[Goal]
Copy every one of the entries below, reproducing each line character for character with no changes.

— Begin —

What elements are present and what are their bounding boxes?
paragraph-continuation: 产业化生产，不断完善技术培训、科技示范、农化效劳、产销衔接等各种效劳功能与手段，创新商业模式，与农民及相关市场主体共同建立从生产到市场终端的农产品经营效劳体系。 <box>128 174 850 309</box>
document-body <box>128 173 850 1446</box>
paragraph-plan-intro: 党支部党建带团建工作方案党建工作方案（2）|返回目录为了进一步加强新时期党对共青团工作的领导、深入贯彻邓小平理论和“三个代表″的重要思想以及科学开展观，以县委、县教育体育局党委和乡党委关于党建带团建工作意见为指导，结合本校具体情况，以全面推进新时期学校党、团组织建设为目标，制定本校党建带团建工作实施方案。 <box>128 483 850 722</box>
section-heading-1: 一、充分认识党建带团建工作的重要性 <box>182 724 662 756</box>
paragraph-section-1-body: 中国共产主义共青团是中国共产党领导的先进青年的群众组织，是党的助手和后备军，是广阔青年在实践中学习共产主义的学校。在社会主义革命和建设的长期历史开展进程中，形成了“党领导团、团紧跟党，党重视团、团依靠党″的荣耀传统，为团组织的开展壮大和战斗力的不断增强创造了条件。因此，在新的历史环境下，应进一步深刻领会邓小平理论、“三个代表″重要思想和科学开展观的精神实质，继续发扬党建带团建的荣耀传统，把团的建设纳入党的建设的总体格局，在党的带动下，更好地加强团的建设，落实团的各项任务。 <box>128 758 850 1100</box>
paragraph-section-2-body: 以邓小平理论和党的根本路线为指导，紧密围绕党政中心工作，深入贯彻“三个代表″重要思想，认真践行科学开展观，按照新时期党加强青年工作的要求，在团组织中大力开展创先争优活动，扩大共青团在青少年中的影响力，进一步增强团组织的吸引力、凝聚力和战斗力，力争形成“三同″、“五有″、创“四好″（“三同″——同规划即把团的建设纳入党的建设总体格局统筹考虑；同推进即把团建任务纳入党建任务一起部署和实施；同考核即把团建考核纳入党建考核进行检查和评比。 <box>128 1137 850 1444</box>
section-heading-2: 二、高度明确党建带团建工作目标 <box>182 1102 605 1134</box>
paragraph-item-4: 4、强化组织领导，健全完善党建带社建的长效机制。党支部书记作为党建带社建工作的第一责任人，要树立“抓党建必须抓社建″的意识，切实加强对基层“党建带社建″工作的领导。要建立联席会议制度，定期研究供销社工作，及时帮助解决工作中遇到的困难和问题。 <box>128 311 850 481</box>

— End —

[Exercise answer]
What elements are present and what are their bounding boxes?
paragraph-continuation: 产业化生产，不断完善技术培训、科技示范、农化效劳、产销衔接等各种效劳功能与手段，创新商业模式，与农民及相关市场主体共同建立从生产到市场终端的农产品经营效劳体系。 <box>128 174 850 309</box>
document-body <box>128 173 850 1446</box>
paragraph-plan-intro: 党支部党建带团建工作方案党建工作方案（2）|返回目录为了进一步加强新时期党对共青团工作的领导、深入贯彻邓小平理论和“三个代表″的重要思想以及科学开展观，以县委、县教育体育局党委和乡党委关于党建带团建工作意见为指导，结合本校具体情况，以全面推进新时期学校党、团组织建设为目标，制定本校党建带团建工作实施方案。 <box>128 483 850 722</box>
section-heading-1: 一、充分认识党建带团建工作的重要性 <box>182 724 662 756</box>
paragraph-section-1-body: 中国共产主义共青团是中国共产党领导的先进青年的群众组织，是党的助手和后备军，是广阔青年在实践中学习共产主义的学校。在社会主义革命和建设的长期历史开展进程中，形成了“党领导团、团紧跟党，党重视团、团依靠党″的荣耀传统，为团组织的开展壮大和战斗力的不断增强创造了条件。因此，在新的历史环境下，应进一步深刻领会邓小平理论、“三个代表″重要思想和科学开展观的精神实质，继续发扬党建带团建的荣耀传统，把团的建设纳入党的建设的总体格局，在党的带动下，更好地加强团的建设，落实团的各项任务。 <box>128 758 850 1100</box>
paragraph-section-2-body: 以邓小平理论和党的根本路线为指导，紧密围绕党政中心工作，深入贯彻“三个代表″重要思想，认真践行科学开展观，按照新时期党加强青年工作的要求，在团组织中大力开展创先争优活动，扩大共青团在青少年中的影响力，进一步增强团组织的吸引力、凝聚力和战斗力，力争形成“三同″、“五有″、创“四好″（“三同″——同规划即把团的建设纳入党的建设总体格局统筹考虑；同推进即把团建任务纳入党建任务一起部署和实施；同考核即把团建考核纳入党建考核进行检查和评比。 <box>128 1137 850 1444</box>
section-heading-2: 二、高度明确党建带团建工作目标 <box>182 1102 605 1134</box>
paragraph-item-4: 4、强化组织领导，健全完善党建带社建的长效机制。党支部书记作为党建带社建工作的第一责任人，要树立“抓党建必须抓社建″的意识，切实加强对基层“党建带社建″工作的领导。要建立联席会议制度，定期研究供销社工作，及时帮助解决工作中遇到的困难和问题。 <box>128 311 850 481</box>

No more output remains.